### What you should do
In the lines below, find how many contain the word "JSON" and report that figure alone.

### Given data
-----

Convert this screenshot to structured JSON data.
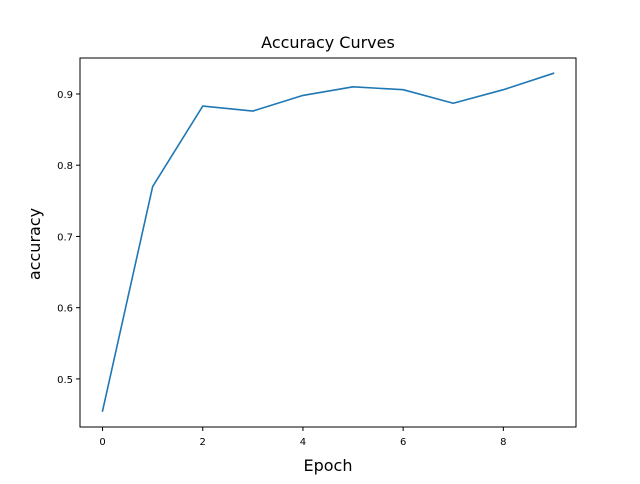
{
  "chart_data": {
    "type": "line",
    "title": "Accuracy Curves",
    "xlabel": "Epoch",
    "ylabel": "accuracy",
    "xlim": [
      -0.45,
      9.45
    ],
    "ylim": [
      0.4325,
      0.9505
    ],
    "xticks": [
      0,
      2,
      4,
      6,
      8
    ],
    "yticks": [
      0.5,
      0.6,
      0.7,
      0.8,
      0.9
    ],
    "xtick_labels": [
      "0",
      "2",
      "4",
      "6",
      "8"
    ],
    "ytick_labels": [
      "0.5",
      "0.6",
      "0.7",
      "0.8",
      "0.9"
    ],
    "grid": false,
    "series": [
      {
        "color": "#1f77b4",
        "x": [
          0,
          1,
          2,
          3,
          4,
          5,
          6,
          7,
          8,
          9
        ],
        "y": [
          0.455,
          0.77,
          0.883,
          0.876,
          0.898,
          0.91,
          0.906,
          0.887,
          0.906,
          0.929
        ]
      }
    ]
  }
}
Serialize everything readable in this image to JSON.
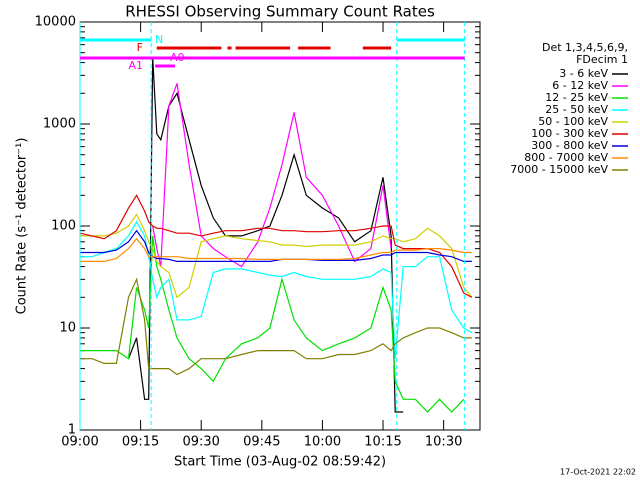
{
  "chart_data": {
    "type": "line",
    "title": "RHESSI Observing Summary Count Rates",
    "x_label": "Start Time (03-Aug-02 08:59:42)",
    "y_label": "Count Rate (s⁻¹ detector⁻¹)",
    "timestamp": "17-Oct-2021 22:02",
    "legend_header": [
      "Det 1,3,4,5,6,9,",
      "FDecim 1"
    ],
    "log_y": true,
    "xlim": [
      0,
      99
    ],
    "ylim": [
      1,
      10000
    ],
    "xticks": [
      {
        "value": 0,
        "label": "09:00"
      },
      {
        "value": 15,
        "label": "09:15"
      },
      {
        "value": 30,
        "label": "09:30"
      },
      {
        "value": 45,
        "label": "09:45"
      },
      {
        "value": 60,
        "label": "10:00"
      },
      {
        "value": 75,
        "label": "10:15"
      },
      {
        "value": 90,
        "label": "10:30"
      }
    ],
    "yticks": [
      1,
      10,
      100,
      1000,
      10000
    ],
    "flags": [
      {
        "label": "N",
        "color": "#00ffff",
        "intervals": [
          [
            0,
            17.6
          ],
          [
            78.4,
            95.2
          ]
        ]
      },
      {
        "label": "F",
        "color": "#e00000",
        "intervals": [
          [
            19,
            35
          ],
          [
            36.5,
            37.5
          ],
          [
            38.5,
            52
          ],
          [
            54,
            62
          ],
          [
            70,
            77
          ]
        ]
      },
      {
        "label": "A1",
        "color": "#ff00ff",
        "intervals": [
          [
            0,
            95.2
          ]
        ]
      },
      {
        "label": "A0",
        "color": "#ff00ff",
        "intervals": [
          [
            18.6,
            23.5
          ]
        ]
      }
    ],
    "x": [
      0,
      3,
      6,
      9,
      12,
      14,
      16,
      17,
      18,
      19,
      20,
      22,
      24,
      27,
      30,
      33,
      36,
      40,
      44,
      47,
      50,
      53,
      56,
      60,
      64,
      68,
      72,
      75,
      77,
      78,
      80,
      83,
      86,
      89,
      92,
      95,
      97
    ],
    "series": [
      {
        "name": "3 - 6 keV",
        "color": "#000000",
        "values": [
          null,
          null,
          null,
          null,
          5,
          8,
          2,
          2,
          4500,
          800,
          700,
          1500,
          2000,
          700,
          250,
          120,
          80,
          80,
          90,
          100,
          200,
          500,
          200,
          150,
          120,
          70,
          90,
          300,
          80,
          1.5,
          1.5,
          null,
          null,
          null,
          null,
          null,
          null
        ]
      },
      {
        "name": "6 - 12 keV",
        "color": "#ff00ff",
        "values": [
          null,
          null,
          null,
          null,
          null,
          null,
          null,
          null,
          100,
          60,
          40,
          1500,
          2500,
          400,
          80,
          60,
          50,
          40,
          70,
          150,
          400,
          1300,
          300,
          200,
          100,
          45,
          60,
          250,
          60,
          null,
          null,
          null,
          null,
          null,
          null,
          null,
          null
        ]
      },
      {
        "name": "12 - 25 keV",
        "color": "#00e000",
        "values": [
          6,
          6,
          6,
          6,
          5,
          25,
          15,
          10,
          80,
          40,
          30,
          15,
          8,
          5,
          4,
          3,
          5,
          7,
          8,
          10,
          30,
          12,
          8,
          6,
          7,
          8,
          10,
          25,
          15,
          3,
          2,
          2,
          1.5,
          2,
          1.5,
          2,
          null
        ]
      },
      {
        "name": "25 - 50 keV",
        "color": "#00ffff",
        "values": [
          50,
          50,
          55,
          60,
          80,
          110,
          80,
          50,
          30,
          20,
          25,
          30,
          12,
          12,
          13,
          35,
          38,
          38,
          35,
          33,
          32,
          35,
          32,
          30,
          30,
          30,
          32,
          38,
          35,
          5,
          40,
          40,
          50,
          50,
          15,
          10,
          9
        ]
      },
      {
        "name": "50 - 100 keV",
        "color": "#d0d000",
        "values": [
          80,
          80,
          80,
          85,
          100,
          130,
          90,
          70,
          60,
          45,
          40,
          35,
          20,
          25,
          70,
          75,
          80,
          75,
          72,
          70,
          65,
          65,
          63,
          65,
          65,
          65,
          70,
          80,
          75,
          75,
          70,
          75,
          95,
          80,
          60,
          25,
          20
        ]
      },
      {
        "name": "100 - 300 keV",
        "color": "#e00000",
        "values": [
          85,
          80,
          75,
          90,
          150,
          200,
          140,
          110,
          100,
          95,
          95,
          90,
          85,
          85,
          80,
          85,
          90,
          90,
          95,
          95,
          90,
          90,
          88,
          88,
          90,
          90,
          95,
          100,
          100,
          65,
          60,
          60,
          60,
          55,
          40,
          22,
          20
        ]
      },
      {
        "name": "300 - 800 keV",
        "color": "#0000e0",
        "values": [
          55,
          55,
          55,
          58,
          70,
          90,
          70,
          55,
          50,
          48,
          48,
          47,
          45,
          45,
          45,
          45,
          45,
          45,
          45,
          45,
          47,
          47,
          47,
          46,
          46,
          46,
          48,
          52,
          52,
          55,
          55,
          55,
          55,
          52,
          50,
          45,
          45
        ]
      },
      {
        "name": "800 - 7000 keV",
        "color": "#ff8c00",
        "values": [
          45,
          45,
          45,
          48,
          60,
          75,
          60,
          50,
          50,
          50,
          50,
          50,
          50,
          48,
          48,
          48,
          48,
          48,
          47,
          47,
          47,
          47,
          47,
          47,
          47,
          48,
          52,
          55,
          55,
          58,
          58,
          58,
          60,
          60,
          58,
          55,
          55
        ]
      },
      {
        "name": "7000 - 15000 keV",
        "color": "#808000",
        "values": [
          5,
          5,
          4.5,
          4.5,
          20,
          30,
          12,
          4,
          4,
          4,
          4,
          4,
          3.5,
          4,
          5,
          5,
          5,
          5.5,
          6,
          6,
          6,
          6,
          5,
          5,
          5.5,
          5.5,
          6,
          7,
          6,
          7,
          8,
          9,
          10,
          10,
          9,
          8,
          8
        ]
      }
    ]
  }
}
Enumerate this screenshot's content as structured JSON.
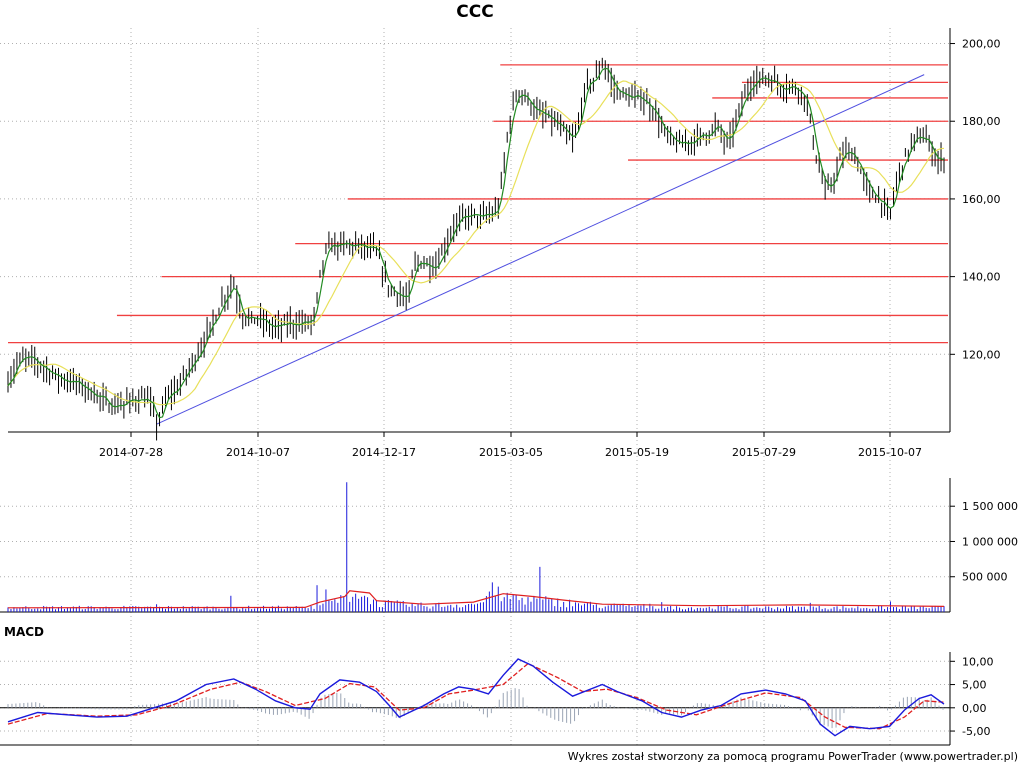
{
  "title": "CCC",
  "macd_label": "MACD",
  "footer": "Wykres został stworzony za pomocą programu PowerTrader (www.powertrader.pl)",
  "colors": {
    "candles": "#000000",
    "ma_short": "#228b22",
    "ma_long": "#e8e05a",
    "support_lines": "#f04040",
    "trend_line": "#5050e0",
    "volume_bars": "#1a1adc",
    "volume_avg": "#e02020",
    "macd_line": "#1a1adc",
    "macd_signal": "#e02020",
    "macd_hist": "#9aa4b4",
    "grid": "#b0b0b0"
  },
  "chart_data": [
    {
      "type": "candlestick",
      "title": "CCC",
      "x_ticks": [
        "2014-07-28",
        "2014-10-07",
        "2014-12-17",
        "2015-03-05",
        "2015-05-19",
        "2015-07-29",
        "2015-10-07"
      ],
      "y_ticks": [
        "120,00",
        "140,00",
        "160,00",
        "180,00",
        "200,00"
      ],
      "ylim": [
        100,
        204
      ],
      "grid": true,
      "close_path": [
        [
          0,
          113
        ],
        [
          10,
          118
        ],
        [
          20,
          119
        ],
        [
          35,
          117
        ],
        [
          50,
          114
        ],
        [
          65,
          113
        ],
        [
          80,
          111
        ],
        [
          92,
          109
        ],
        [
          102,
          107
        ],
        [
          115,
          107
        ],
        [
          125,
          108
        ],
        [
          135,
          109
        ],
        [
          140,
          108
        ],
        [
          145,
          107
        ],
        [
          150,
          102
        ],
        [
          155,
          105
        ],
        [
          160,
          109
        ],
        [
          170,
          111
        ],
        [
          180,
          115
        ],
        [
          195,
          122
        ],
        [
          205,
          127
        ],
        [
          215,
          133
        ],
        [
          222,
          136
        ],
        [
          227,
          139
        ],
        [
          232,
          134
        ],
        [
          237,
          130
        ],
        [
          245,
          129
        ],
        [
          255,
          129
        ],
        [
          265,
          127
        ],
        [
          275,
          127
        ],
        [
          285,
          128
        ],
        [
          295,
          128
        ],
        [
          305,
          128
        ],
        [
          310,
          130
        ],
        [
          315,
          140
        ],
        [
          320,
          146
        ],
        [
          325,
          148
        ],
        [
          335,
          148
        ],
        [
          345,
          148
        ],
        [
          355,
          148
        ],
        [
          362,
          147
        ],
        [
          370,
          147
        ],
        [
          376,
          144
        ],
        [
          380,
          140
        ],
        [
          385,
          137
        ],
        [
          390,
          136
        ],
        [
          395,
          136
        ],
        [
          400,
          134
        ],
        [
          405,
          135
        ],
        [
          410,
          143
        ],
        [
          418,
          144
        ],
        [
          425,
          143
        ],
        [
          432,
          143
        ],
        [
          440,
          147
        ],
        [
          450,
          153
        ],
        [
          460,
          155
        ],
        [
          470,
          156
        ],
        [
          478,
          155
        ],
        [
          485,
          156
        ],
        [
          490,
          156
        ],
        [
          495,
          158
        ],
        [
          500,
          167
        ],
        [
          505,
          178
        ],
        [
          510,
          184
        ],
        [
          515,
          188
        ],
        [
          520,
          187
        ],
        [
          525,
          185
        ],
        [
          530,
          184
        ],
        [
          535,
          182
        ],
        [
          545,
          181
        ],
        [
          555,
          179
        ],
        [
          565,
          176
        ],
        [
          570,
          175
        ],
        [
          575,
          178
        ],
        [
          580,
          185
        ],
        [
          585,
          190
        ],
        [
          590,
          190
        ],
        [
          595,
          192
        ],
        [
          600,
          195
        ],
        [
          605,
          193
        ],
        [
          610,
          189
        ],
        [
          615,
          188
        ],
        [
          620,
          187
        ],
        [
          630,
          186
        ],
        [
          640,
          186
        ],
        [
          648,
          184
        ],
        [
          655,
          182
        ],
        [
          660,
          178
        ],
        [
          670,
          175
        ],
        [
          680,
          174
        ],
        [
          690,
          175
        ],
        [
          700,
          176
        ],
        [
          705,
          177
        ],
        [
          710,
          177
        ],
        [
          715,
          179
        ],
        [
          720,
          177
        ],
        [
          725,
          174
        ],
        [
          730,
          176
        ],
        [
          735,
          180
        ],
        [
          740,
          184
        ],
        [
          745,
          187
        ],
        [
          750,
          190
        ],
        [
          760,
          191
        ],
        [
          770,
          191
        ],
        [
          780,
          189
        ],
        [
          790,
          189
        ],
        [
          800,
          188
        ],
        [
          805,
          186
        ],
        [
          810,
          180
        ],
        [
          815,
          172
        ],
        [
          820,
          167
        ],
        [
          825,
          162
        ],
        [
          830,
          163
        ],
        [
          835,
          166
        ],
        [
          840,
          170
        ],
        [
          845,
          172
        ],
        [
          850,
          172
        ],
        [
          855,
          171
        ],
        [
          860,
          168
        ],
        [
          865,
          164
        ],
        [
          870,
          162
        ],
        [
          875,
          161
        ],
        [
          880,
          160
        ],
        [
          885,
          158
        ],
        [
          890,
          155
        ],
        [
          895,
          162
        ],
        [
          900,
          167
        ],
        [
          905,
          170
        ],
        [
          910,
          173
        ],
        [
          915,
          175
        ],
        [
          920,
          176
        ],
        [
          925,
          176
        ],
        [
          930,
          174
        ],
        [
          935,
          171
        ],
        [
          940,
          170
        ],
        [
          945,
          170
        ]
      ],
      "horizontal_levels": [
        {
          "value": 123,
          "x_from": 0
        },
        {
          "value": 130,
          "x_from": 110
        },
        {
          "value": 140,
          "x_from": 155
        },
        {
          "value": 148.5,
          "x_from": 290
        },
        {
          "value": 160,
          "x_from": 343
        },
        {
          "value": 170,
          "x_from": 626
        },
        {
          "value": 180,
          "x_from": 490
        },
        {
          "value": 186,
          "x_from": 711
        },
        {
          "value": 190,
          "x_from": 741
        },
        {
          "value": 194.5,
          "x_from": 497
        }
      ],
      "trend_line": {
        "from": [
          150,
          102
        ],
        "to": [
          925,
          192
        ]
      }
    },
    {
      "type": "bar",
      "y_ticks": [
        "500 000",
        "1 000 000",
        "1 500 000"
      ],
      "ylim": [
        0,
        1900000
      ],
      "base": 60000,
      "spikes": [
        [
          150,
          110000
        ],
        [
          225,
          230000
        ],
        [
          313,
          380000
        ],
        [
          322,
          320000
        ],
        [
          343,
          1840000
        ],
        [
          350,
          260000
        ],
        [
          360,
          230000
        ],
        [
          485,
          290000
        ],
        [
          490,
          420000
        ],
        [
          495,
          360000
        ],
        [
          500,
          210000
        ],
        [
          510,
          250000
        ],
        [
          538,
          640000
        ],
        [
          545,
          180000
        ],
        [
          660,
          140000
        ],
        [
          810,
          130000
        ],
        [
          890,
          150000
        ]
      ],
      "avg_path": [
        [
          0,
          60000
        ],
        [
          300,
          65000
        ],
        [
          315,
          140000
        ],
        [
          340,
          220000
        ],
        [
          345,
          300000
        ],
        [
          365,
          270000
        ],
        [
          372,
          160000
        ],
        [
          420,
          110000
        ],
        [
          470,
          140000
        ],
        [
          500,
          260000
        ],
        [
          530,
          220000
        ],
        [
          560,
          170000
        ],
        [
          600,
          110000
        ],
        [
          700,
          90000
        ],
        [
          800,
          100000
        ],
        [
          945,
          80000
        ]
      ]
    },
    {
      "type": "line",
      "title": "MACD",
      "y_ticks": [
        "-5,00",
        "0,00",
        "5,00",
        "10,00"
      ],
      "ylim": [
        -8,
        12
      ],
      "macd_path": [
        [
          0,
          -3
        ],
        [
          30,
          -1
        ],
        [
          60,
          -1.5
        ],
        [
          90,
          -2
        ],
        [
          120,
          -1.8
        ],
        [
          140,
          -0.5
        ],
        [
          170,
          1.5
        ],
        [
          200,
          5
        ],
        [
          228,
          6.2
        ],
        [
          250,
          4
        ],
        [
          270,
          1.5
        ],
        [
          290,
          0
        ],
        [
          305,
          -0.3
        ],
        [
          315,
          3
        ],
        [
          335,
          6
        ],
        [
          355,
          5.5
        ],
        [
          372,
          3.5
        ],
        [
          385,
          0.5
        ],
        [
          395,
          -2
        ],
        [
          405,
          -1
        ],
        [
          420,
          0.5
        ],
        [
          440,
          3
        ],
        [
          455,
          4.5
        ],
        [
          470,
          4
        ],
        [
          485,
          3
        ],
        [
          500,
          7
        ],
        [
          515,
          10.5
        ],
        [
          530,
          9
        ],
        [
          550,
          5.5
        ],
        [
          570,
          2.5
        ],
        [
          600,
          5
        ],
        [
          615,
          3.5
        ],
        [
          640,
          1.5
        ],
        [
          660,
          -1
        ],
        [
          680,
          -2
        ],
        [
          700,
          -0.5
        ],
        [
          720,
          0.5
        ],
        [
          740,
          3
        ],
        [
          765,
          3.8
        ],
        [
          785,
          3
        ],
        [
          805,
          1.5
        ],
        [
          820,
          -3.5
        ],
        [
          835,
          -6
        ],
        [
          850,
          -4
        ],
        [
          870,
          -4.5
        ],
        [
          890,
          -4
        ],
        [
          905,
          -0.5
        ],
        [
          920,
          2
        ],
        [
          932,
          2.8
        ],
        [
          945,
          0.8
        ]
      ],
      "signal_path": [
        [
          0,
          -3.5
        ],
        [
          40,
          -1.2
        ],
        [
          90,
          -1.8
        ],
        [
          130,
          -1.5
        ],
        [
          165,
          0.5
        ],
        [
          205,
          4
        ],
        [
          235,
          5.5
        ],
        [
          260,
          3.5
        ],
        [
          290,
          0.5
        ],
        [
          320,
          2
        ],
        [
          345,
          5.2
        ],
        [
          370,
          4.5
        ],
        [
          395,
          -0.5
        ],
        [
          420,
          0
        ],
        [
          445,
          3
        ],
        [
          470,
          3.8
        ],
        [
          500,
          5
        ],
        [
          525,
          9.5
        ],
        [
          555,
          6.5
        ],
        [
          580,
          3.5
        ],
        [
          605,
          4
        ],
        [
          635,
          2.2
        ],
        [
          665,
          -0.5
        ],
        [
          695,
          -1.5
        ],
        [
          730,
          1
        ],
        [
          765,
          3.2
        ],
        [
          800,
          2.2
        ],
        [
          825,
          -2
        ],
        [
          845,
          -4.2
        ],
        [
          880,
          -4.5
        ],
        [
          905,
          -2
        ],
        [
          925,
          1.5
        ],
        [
          945,
          1.2
        ]
      ]
    }
  ]
}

-----

### Task result
3